§ RECORDS SUPPLIED:
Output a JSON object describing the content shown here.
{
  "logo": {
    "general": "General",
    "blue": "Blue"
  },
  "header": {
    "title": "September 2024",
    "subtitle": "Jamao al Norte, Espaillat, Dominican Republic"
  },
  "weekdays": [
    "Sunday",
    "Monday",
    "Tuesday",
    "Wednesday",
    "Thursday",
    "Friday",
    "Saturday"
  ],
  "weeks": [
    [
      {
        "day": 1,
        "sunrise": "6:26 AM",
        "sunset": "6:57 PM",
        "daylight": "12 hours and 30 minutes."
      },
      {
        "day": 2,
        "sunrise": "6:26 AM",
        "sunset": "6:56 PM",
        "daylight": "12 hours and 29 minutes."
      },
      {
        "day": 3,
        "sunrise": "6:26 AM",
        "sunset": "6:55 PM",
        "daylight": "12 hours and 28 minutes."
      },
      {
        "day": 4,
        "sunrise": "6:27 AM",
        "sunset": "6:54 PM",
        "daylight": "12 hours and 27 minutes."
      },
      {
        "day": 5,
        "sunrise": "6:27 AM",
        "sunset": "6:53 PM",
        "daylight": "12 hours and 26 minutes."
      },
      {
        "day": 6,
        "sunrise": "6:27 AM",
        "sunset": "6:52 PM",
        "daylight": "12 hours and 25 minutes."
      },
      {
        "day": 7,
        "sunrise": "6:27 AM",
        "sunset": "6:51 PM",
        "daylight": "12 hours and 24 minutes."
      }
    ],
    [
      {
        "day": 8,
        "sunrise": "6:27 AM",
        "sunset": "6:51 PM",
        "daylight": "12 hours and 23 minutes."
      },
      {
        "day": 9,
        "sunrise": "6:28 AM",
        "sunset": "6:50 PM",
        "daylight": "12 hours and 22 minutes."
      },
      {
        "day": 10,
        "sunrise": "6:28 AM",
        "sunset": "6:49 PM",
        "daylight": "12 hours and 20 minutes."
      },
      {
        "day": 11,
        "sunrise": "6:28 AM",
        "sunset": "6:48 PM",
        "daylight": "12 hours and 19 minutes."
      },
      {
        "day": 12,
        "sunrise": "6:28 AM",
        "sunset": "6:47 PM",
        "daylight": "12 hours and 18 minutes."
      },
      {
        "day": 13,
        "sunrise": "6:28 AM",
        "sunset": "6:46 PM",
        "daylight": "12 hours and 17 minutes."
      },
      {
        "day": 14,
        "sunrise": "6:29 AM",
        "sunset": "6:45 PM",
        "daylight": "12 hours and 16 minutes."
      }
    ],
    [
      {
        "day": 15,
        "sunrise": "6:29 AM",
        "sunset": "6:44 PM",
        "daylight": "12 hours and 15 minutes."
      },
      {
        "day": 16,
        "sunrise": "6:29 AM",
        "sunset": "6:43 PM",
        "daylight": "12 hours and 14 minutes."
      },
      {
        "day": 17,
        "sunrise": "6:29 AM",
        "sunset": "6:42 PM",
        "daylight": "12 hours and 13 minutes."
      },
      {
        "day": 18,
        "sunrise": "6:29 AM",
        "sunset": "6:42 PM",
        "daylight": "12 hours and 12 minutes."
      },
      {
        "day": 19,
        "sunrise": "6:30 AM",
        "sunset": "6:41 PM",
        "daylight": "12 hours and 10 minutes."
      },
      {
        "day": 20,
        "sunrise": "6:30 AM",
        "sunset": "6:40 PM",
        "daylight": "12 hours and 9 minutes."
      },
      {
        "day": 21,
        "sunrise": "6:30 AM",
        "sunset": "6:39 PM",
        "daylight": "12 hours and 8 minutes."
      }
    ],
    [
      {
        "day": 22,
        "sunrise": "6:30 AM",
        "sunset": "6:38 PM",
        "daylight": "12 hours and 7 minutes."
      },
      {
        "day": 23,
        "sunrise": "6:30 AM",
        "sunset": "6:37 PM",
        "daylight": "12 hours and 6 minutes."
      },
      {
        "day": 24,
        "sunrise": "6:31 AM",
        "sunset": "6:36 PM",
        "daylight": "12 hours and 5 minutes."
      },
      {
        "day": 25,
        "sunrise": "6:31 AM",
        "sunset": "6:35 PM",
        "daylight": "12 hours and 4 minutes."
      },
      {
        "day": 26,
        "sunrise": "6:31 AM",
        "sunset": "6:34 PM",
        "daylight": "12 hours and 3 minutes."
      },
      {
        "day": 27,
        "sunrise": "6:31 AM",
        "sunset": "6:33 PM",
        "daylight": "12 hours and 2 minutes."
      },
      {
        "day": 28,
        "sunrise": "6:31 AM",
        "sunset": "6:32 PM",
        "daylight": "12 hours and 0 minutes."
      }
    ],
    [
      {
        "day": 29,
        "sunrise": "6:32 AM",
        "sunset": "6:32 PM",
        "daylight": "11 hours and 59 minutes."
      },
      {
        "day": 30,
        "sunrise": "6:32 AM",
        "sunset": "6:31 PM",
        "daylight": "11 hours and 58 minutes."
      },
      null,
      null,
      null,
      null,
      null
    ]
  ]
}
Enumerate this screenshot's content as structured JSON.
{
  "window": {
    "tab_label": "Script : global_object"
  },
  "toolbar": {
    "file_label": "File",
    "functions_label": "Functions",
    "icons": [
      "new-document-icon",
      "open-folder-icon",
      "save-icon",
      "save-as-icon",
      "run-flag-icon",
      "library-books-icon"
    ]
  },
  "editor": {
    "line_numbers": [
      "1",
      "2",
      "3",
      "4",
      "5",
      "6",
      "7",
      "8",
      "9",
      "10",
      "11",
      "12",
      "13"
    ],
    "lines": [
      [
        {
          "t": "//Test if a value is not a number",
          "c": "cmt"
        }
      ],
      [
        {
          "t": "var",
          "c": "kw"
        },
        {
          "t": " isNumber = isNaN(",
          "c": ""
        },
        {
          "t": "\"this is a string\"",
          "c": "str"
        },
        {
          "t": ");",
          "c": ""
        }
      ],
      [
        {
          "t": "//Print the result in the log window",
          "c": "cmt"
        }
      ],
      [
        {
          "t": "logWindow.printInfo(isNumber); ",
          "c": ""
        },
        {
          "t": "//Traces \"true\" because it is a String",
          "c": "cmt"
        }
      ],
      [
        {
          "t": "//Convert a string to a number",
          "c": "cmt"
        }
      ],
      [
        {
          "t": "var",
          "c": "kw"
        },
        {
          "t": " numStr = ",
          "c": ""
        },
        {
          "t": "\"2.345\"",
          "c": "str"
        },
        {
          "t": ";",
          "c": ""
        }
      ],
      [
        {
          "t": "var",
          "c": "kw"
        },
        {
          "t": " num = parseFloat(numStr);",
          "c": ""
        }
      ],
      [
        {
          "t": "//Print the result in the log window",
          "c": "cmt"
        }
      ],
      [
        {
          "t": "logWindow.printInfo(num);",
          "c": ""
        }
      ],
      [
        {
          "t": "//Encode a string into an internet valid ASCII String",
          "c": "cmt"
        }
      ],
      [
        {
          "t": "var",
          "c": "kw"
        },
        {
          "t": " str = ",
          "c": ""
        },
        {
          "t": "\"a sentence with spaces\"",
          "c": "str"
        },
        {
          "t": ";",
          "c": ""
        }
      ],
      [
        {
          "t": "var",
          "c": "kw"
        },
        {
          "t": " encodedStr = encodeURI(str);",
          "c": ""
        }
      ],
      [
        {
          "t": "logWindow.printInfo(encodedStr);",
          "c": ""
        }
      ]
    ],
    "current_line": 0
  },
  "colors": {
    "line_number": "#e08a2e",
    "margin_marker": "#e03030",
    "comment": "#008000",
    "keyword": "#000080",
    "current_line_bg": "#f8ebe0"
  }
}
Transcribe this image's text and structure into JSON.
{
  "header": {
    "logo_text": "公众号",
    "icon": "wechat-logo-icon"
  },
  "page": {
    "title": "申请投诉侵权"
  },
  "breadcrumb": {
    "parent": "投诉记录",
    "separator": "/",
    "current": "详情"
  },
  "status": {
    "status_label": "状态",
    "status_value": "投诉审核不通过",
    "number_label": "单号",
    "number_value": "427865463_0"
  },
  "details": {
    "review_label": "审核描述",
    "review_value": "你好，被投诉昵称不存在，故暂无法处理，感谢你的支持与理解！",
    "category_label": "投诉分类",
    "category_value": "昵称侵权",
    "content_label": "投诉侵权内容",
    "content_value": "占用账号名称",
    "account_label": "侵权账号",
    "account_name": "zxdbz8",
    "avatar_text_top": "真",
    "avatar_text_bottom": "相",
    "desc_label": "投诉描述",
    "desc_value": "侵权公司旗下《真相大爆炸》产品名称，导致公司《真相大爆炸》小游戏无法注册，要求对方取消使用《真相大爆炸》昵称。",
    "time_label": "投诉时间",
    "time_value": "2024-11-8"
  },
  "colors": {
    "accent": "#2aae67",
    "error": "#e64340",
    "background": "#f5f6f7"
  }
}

§ WORK REQUIRED:
Report the number of lines in the listing above that include the word "printInfo", and nothing else.

§ THE COMPLETED TASK:
3